** begin **
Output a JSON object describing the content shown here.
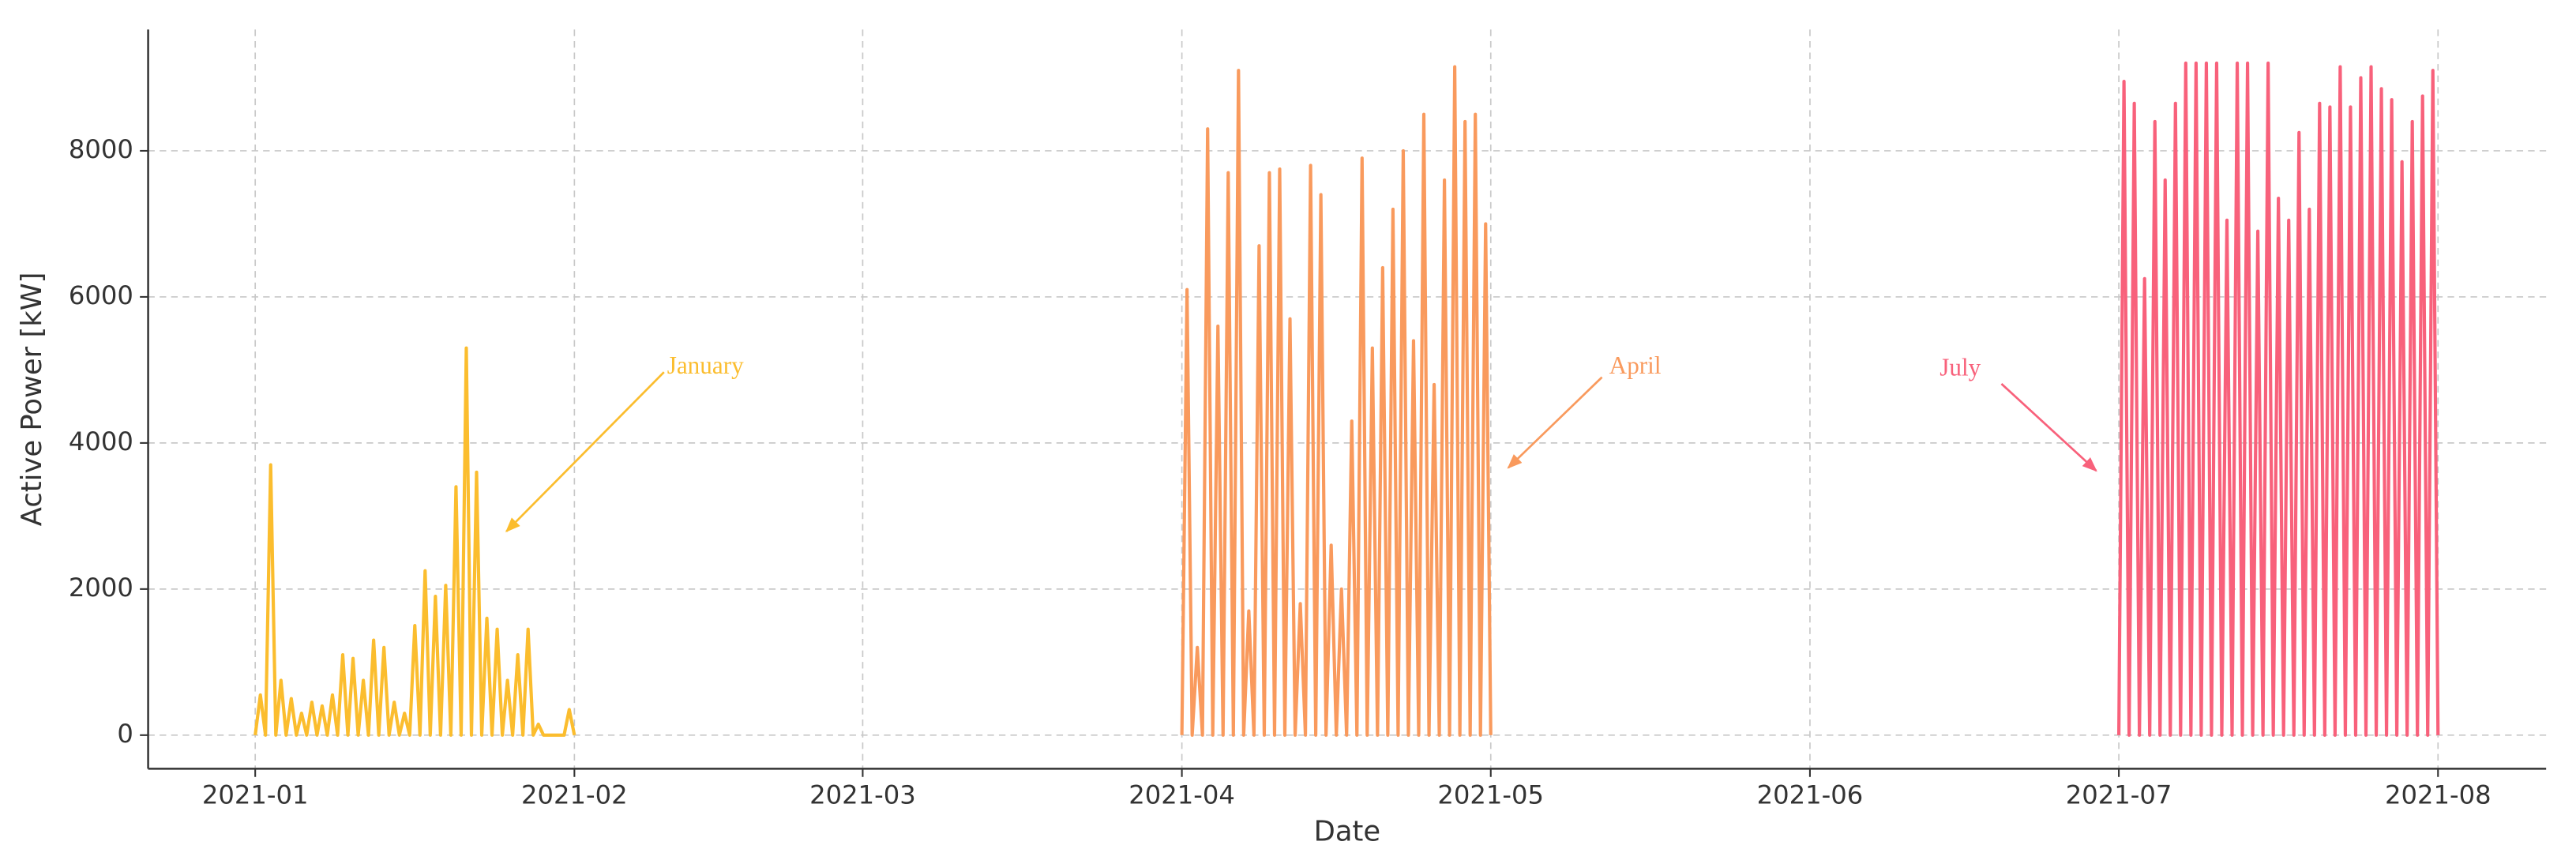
{
  "chart_data": {
    "type": "line",
    "xlabel": "Date",
    "ylabel": "Active Power [kW]",
    "xlim": [
      -10.4,
      222.5
    ],
    "xticks": [
      {
        "value": 0,
        "label": "2021-01"
      },
      {
        "value": 31,
        "label": "2021-02"
      },
      {
        "value": 59,
        "label": "2021-03"
      },
      {
        "value": 90,
        "label": "2021-04"
      },
      {
        "value": 120,
        "label": "2021-05"
      },
      {
        "value": 151,
        "label": "2021-06"
      },
      {
        "value": 181,
        "label": "2021-07"
      },
      {
        "value": 212,
        "label": "2021-08"
      }
    ],
    "ylim": [
      -460,
      9660
    ],
    "yticks": [
      0,
      2000,
      4000,
      6000,
      8000
    ],
    "grid": true,
    "annotations": [
      "January",
      "April",
      "July"
    ],
    "series": [
      {
        "color": "#fbbd2e",
        "x": [
          0,
          0.5,
          1,
          1.5,
          2,
          2.5,
          3,
          3.5,
          4,
          4.5,
          5,
          5.5,
          6,
          6.5,
          7,
          7.5,
          8,
          8.5,
          9,
          9.5,
          10,
          10.5,
          11,
          11.5,
          12,
          12.5,
          13,
          13.5,
          14,
          14.5,
          15,
          15.5,
          16,
          16.5,
          17,
          17.5,
          18,
          18.5,
          19,
          19.5,
          20,
          20.5,
          21,
          21.5,
          22,
          22.5,
          23,
          23.5,
          24,
          24.5,
          25,
          25.5,
          26,
          26.5,
          27,
          27.5,
          28,
          28.5,
          29,
          29.5,
          30,
          30.5,
          31
        ],
        "values": [
          0,
          550,
          0,
          3700,
          0,
          750,
          0,
          500,
          0,
          300,
          0,
          450,
          0,
          400,
          0,
          550,
          0,
          1100,
          0,
          1050,
          0,
          750,
          0,
          1300,
          0,
          1200,
          0,
          450,
          0,
          300,
          0,
          1500,
          0,
          2250,
          0,
          1900,
          0,
          2050,
          0,
          3400,
          0,
          5300,
          0,
          3600,
          0,
          1600,
          0,
          1450,
          0,
          750,
          0,
          1100,
          0,
          1450,
          0,
          150,
          0,
          0,
          0,
          0,
          0,
          350,
          0
        ]
      },
      {
        "color": "#f99a5d",
        "x": [
          90,
          90.5,
          91,
          91.5,
          92,
          92.5,
          93,
          93.5,
          94,
          94.5,
          95,
          95.5,
          96,
          96.5,
          97,
          97.5,
          98,
          98.5,
          99,
          99.5,
          100,
          100.5,
          101,
          101.5,
          102,
          102.5,
          103,
          103.5,
          104,
          104.5,
          105,
          105.5,
          106,
          106.5,
          107,
          107.5,
          108,
          108.5,
          109,
          109.5,
          110,
          110.5,
          111,
          111.5,
          112,
          112.5,
          113,
          113.5,
          114,
          114.5,
          115,
          115.5,
          116,
          116.5,
          117,
          117.5,
          118,
          118.5,
          119,
          119.5,
          120
        ],
        "values": [
          0,
          6100,
          0,
          1200,
          0,
          8300,
          0,
          5600,
          0,
          7700,
          0,
          9100,
          0,
          1700,
          0,
          6700,
          0,
          7700,
          0,
          7750,
          0,
          5700,
          0,
          1800,
          0,
          7800,
          0,
          7400,
          0,
          2600,
          0,
          2000,
          0,
          4300,
          0,
          7900,
          0,
          5300,
          0,
          6400,
          0,
          7200,
          0,
          8000,
          0,
          5400,
          0,
          8500,
          0,
          4800,
          0,
          7600,
          0,
          9150,
          0,
          8400,
          0,
          8500,
          0,
          7000,
          0
        ]
      },
      {
        "color": "#f8617b",
        "x": [
          181,
          181.5,
          182,
          182.5,
          183,
          183.5,
          184,
          184.5,
          185,
          185.5,
          186,
          186.5,
          187,
          187.5,
          188,
          188.5,
          189,
          189.5,
          190,
          190.5,
          191,
          191.5,
          192,
          192.5,
          193,
          193.5,
          194,
          194.5,
          195,
          195.5,
          196,
          196.5,
          197,
          197.5,
          198,
          198.5,
          199,
          199.5,
          200,
          200.5,
          201,
          201.5,
          202,
          202.5,
          203,
          203.5,
          204,
          204.5,
          205,
          205.5,
          206,
          206.5,
          207,
          207.5,
          208,
          208.5,
          209,
          209.5,
          210,
          210.5,
          211,
          211.5,
          212
        ],
        "values": [
          0,
          8950,
          0,
          8650,
          0,
          6250,
          0,
          8400,
          0,
          7600,
          0,
          8650,
          0,
          9200,
          0,
          9200,
          0,
          9200,
          0,
          9200,
          0,
          7050,
          0,
          9200,
          0,
          9200,
          0,
          6900,
          0,
          9200,
          0,
          7350,
          0,
          7050,
          0,
          8250,
          0,
          7200,
          0,
          8650,
          0,
          8600,
          0,
          9150,
          0,
          8600,
          0,
          9000,
          0,
          9150,
          0,
          8850,
          0,
          8700,
          0,
          7850,
          0,
          8400,
          0,
          8750,
          0,
          9100,
          0
        ]
      }
    ]
  }
}
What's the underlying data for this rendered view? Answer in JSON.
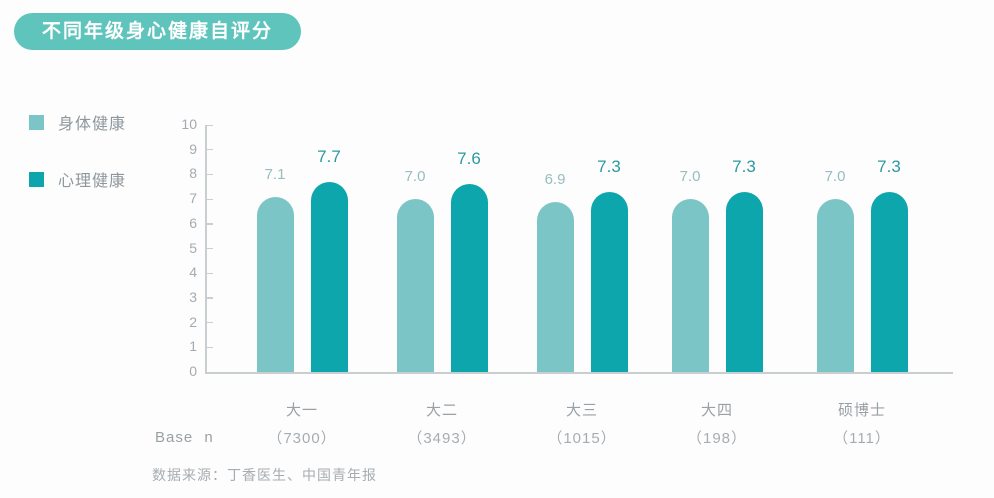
{
  "title": "不同年级身心健康自评分",
  "legend": {
    "items": [
      {
        "label": "身体健康",
        "color": "#7cc5c6"
      },
      {
        "label": "心理健康",
        "color": "#0da6ac"
      }
    ]
  },
  "base_row": {
    "label": "Base n",
    "values": [
      "（7300）",
      "（3493）",
      "（1015）",
      "（198）",
      "（111）"
    ]
  },
  "source": "数据来源：丁香医生、中国青年报",
  "chart_data": {
    "type": "bar",
    "title": "不同年级身心健康自评分",
    "categories": [
      "大一",
      "大二",
      "大三",
      "大四",
      "硕博士"
    ],
    "series": [
      {
        "name": "身体健康",
        "color": "#7cc5c6",
        "label_color": "#97bdbf",
        "values": [
          7.1,
          7.0,
          6.9,
          7.0,
          7.0
        ]
      },
      {
        "name": "心理健康",
        "color": "#0da6ac",
        "label_color": "#2b9aa0",
        "values": [
          7.7,
          7.6,
          7.3,
          7.3,
          7.3
        ]
      }
    ],
    "base_n": [
      7300,
      3493,
      1015,
      198,
      111
    ],
    "ylim": [
      0,
      10
    ],
    "yticks": [
      0,
      1,
      2,
      3,
      4,
      5,
      6,
      7,
      8,
      9,
      10
    ],
    "grid": false,
    "legend_position": "top-left",
    "value_labels": true
  },
  "colors": {
    "title_bg": "#5fc4bb",
    "title_text": "#ffffff",
    "axis": "#c9ced0",
    "tick_text": "#a4abb0",
    "category_text": "#9aa1a6",
    "base_text": "#a6adb2",
    "legend_text": "#8e979c"
  }
}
** end **
_Required work:_
Transcribe every line in the entries above, taking out only the images.

_Task solution:_
Output a JSON object describing the content shown here.
{
  "chart_data": {
    "type": "line",
    "xlabel": "Date",
    "ylabel": "Active Power [kW]",
    "xlim": [
      -10.4,
      222.5
    ],
    "xticks": [
      {
        "value": 0,
        "label": "2021-01"
      },
      {
        "value": 31,
        "label": "2021-02"
      },
      {
        "value": 59,
        "label": "2021-03"
      },
      {
        "value": 90,
        "label": "2021-04"
      },
      {
        "value": 120,
        "label": "2021-05"
      },
      {
        "value": 151,
        "label": "2021-06"
      },
      {
        "value": 181,
        "label": "2021-07"
      },
      {
        "value": 212,
        "label": "2021-08"
      }
    ],
    "ylim": [
      -460,
      9660
    ],
    "yticks": [
      0,
      2000,
      4000,
      6000,
      8000
    ],
    "grid": true,
    "annotations": [
      "January",
      "April",
      "July"
    ],
    "series": [
      {
        "color": "#fbbd2e",
        "x": [
          0,
          0.5,
          1,
          1.5,
          2,
          2.5,
          3,
          3.5,
          4,
          4.5,
          5,
          5.5,
          6,
          6.5,
          7,
          7.5,
          8,
          8.5,
          9,
          9.5,
          10,
          10.5,
          11,
          11.5,
          12,
          12.5,
          13,
          13.5,
          14,
          14.5,
          15,
          15.5,
          16,
          16.5,
          17,
          17.5,
          18,
          18.5,
          19,
          19.5,
          20,
          20.5,
          21,
          21.5,
          22,
          22.5,
          23,
          23.5,
          24,
          24.5,
          25,
          25.5,
          26,
          26.5,
          27,
          27.5,
          28,
          28.5,
          29,
          29.5,
          30,
          30.5,
          31
        ],
        "values": [
          0,
          550,
          0,
          3700,
          0,
          750,
          0,
          500,
          0,
          300,
          0,
          450,
          0,
          400,
          0,
          550,
          0,
          1100,
          0,
          1050,
          0,
          750,
          0,
          1300,
          0,
          1200,
          0,
          450,
          0,
          300,
          0,
          1500,
          0,
          2250,
          0,
          1900,
          0,
          2050,
          0,
          3400,
          0,
          5300,
          0,
          3600,
          0,
          1600,
          0,
          1450,
          0,
          750,
          0,
          1100,
          0,
          1450,
          0,
          150,
          0,
          0,
          0,
          0,
          0,
          350,
          0
        ]
      },
      {
        "color": "#f99a5d",
        "x": [
          90,
          90.5,
          91,
          91.5,
          92,
          92.5,
          93,
          93.5,
          94,
          94.5,
          95,
          95.5,
          96,
          96.5,
          97,
          97.5,
          98,
          98.5,
          99,
          99.5,
          100,
          100.5,
          101,
          101.5,
          102,
          102.5,
          103,
          103.5,
          104,
          104.5,
          105,
          105.5,
          106,
          106.5,
          107,
          107.5,
          108,
          108.5,
          109,
          109.5,
          110,
          110.5,
          111,
          111.5,
          112,
          112.5,
          113,
          113.5,
          114,
          114.5,
          115,
          115.5,
          116,
          116.5,
          117,
          117.5,
          118,
          118.5,
          119,
          119.5,
          120
        ],
        "values": [
          0,
          6100,
          0,
          1200,
          0,
          8300,
          0,
          5600,
          0,
          7700,
          0,
          9100,
          0,
          1700,
          0,
          6700,
          0,
          7700,
          0,
          7750,
          0,
          5700,
          0,
          1800,
          0,
          7800,
          0,
          7400,
          0,
          2600,
          0,
          2000,
          0,
          4300,
          0,
          7900,
          0,
          5300,
          0,
          6400,
          0,
          7200,
          0,
          8000,
          0,
          5400,
          0,
          8500,
          0,
          4800,
          0,
          7600,
          0,
          9150,
          0,
          8400,
          0,
          8500,
          0,
          7000,
          0
        ]
      },
      {
        "color": "#f8617b",
        "x": [
          181,
          181.5,
          182,
          182.5,
          183,
          183.5,
          184,
          184.5,
          185,
          185.5,
          186,
          186.5,
          187,
          187.5,
          188,
          188.5,
          189,
          189.5,
          190,
          190.5,
          191,
          191.5,
          192,
          192.5,
          193,
          193.5,
          194,
          194.5,
          195,
          195.5,
          196,
          196.5,
          197,
          197.5,
          198,
          198.5,
          199,
          199.5,
          200,
          200.5,
          201,
          201.5,
          202,
          202.5,
          203,
          203.5,
          204,
          204.5,
          205,
          205.5,
          206,
          206.5,
          207,
          207.5,
          208,
          208.5,
          209,
          209.5,
          210,
          210.5,
          211,
          211.5,
          212
        ],
        "values": [
          0,
          8950,
          0,
          8650,
          0,
          6250,
          0,
          8400,
          0,
          7600,
          0,
          8650,
          0,
          9200,
          0,
          9200,
          0,
          9200,
          0,
          9200,
          0,
          7050,
          0,
          9200,
          0,
          9200,
          0,
          6900,
          0,
          9200,
          0,
          7350,
          0,
          7050,
          0,
          8250,
          0,
          7200,
          0,
          8650,
          0,
          8600,
          0,
          9150,
          0,
          8600,
          0,
          9000,
          0,
          9150,
          0,
          8850,
          0,
          8700,
          0,
          7850,
          0,
          8400,
          0,
          8750,
          0,
          9100,
          0
        ]
      }
    ]
  }
}
What's the underlying data for this rendered view? Answer in JSON.
{
  "title": "不同年级身心健康自评分",
  "legend": {
    "items": [
      {
        "label": "身体健康",
        "color": "#7cc5c6"
      },
      {
        "label": "心理健康",
        "color": "#0da6ac"
      }
    ]
  },
  "base_row": {
    "label": "Base n",
    "values": [
      "（7300）",
      "（3493）",
      "（1015）",
      "（198）",
      "（111）"
    ]
  },
  "source": "数据来源：丁香医生、中国青年报",
  "chart_data": {
    "type": "bar",
    "title": "不同年级身心健康自评分",
    "categories": [
      "大一",
      "大二",
      "大三",
      "大四",
      "硕博士"
    ],
    "series": [
      {
        "name": "身体健康",
        "color": "#7cc5c6",
        "label_color": "#97bdbf",
        "values": [
          7.1,
          7.0,
          6.9,
          7.0,
          7.0
        ]
      },
      {
        "name": "心理健康",
        "color": "#0da6ac",
        "label_color": "#2b9aa0",
        "values": [
          7.7,
          7.6,
          7.3,
          7.3,
          7.3
        ]
      }
    ],
    "base_n": [
      7300,
      3493,
      1015,
      198,
      111
    ],
    "ylim": [
      0,
      10
    ],
    "yticks": [
      0,
      1,
      2,
      3,
      4,
      5,
      6,
      7,
      8,
      9,
      10
    ],
    "grid": false,
    "legend_position": "top-left",
    "value_labels": true
  },
  "colors": {
    "title_bg": "#5fc4bb",
    "title_text": "#ffffff",
    "axis": "#c9ced0",
    "tick_text": "#a4abb0",
    "category_text": "#9aa1a6",
    "base_text": "#a6adb2",
    "legend_text": "#8e979c"
  }
}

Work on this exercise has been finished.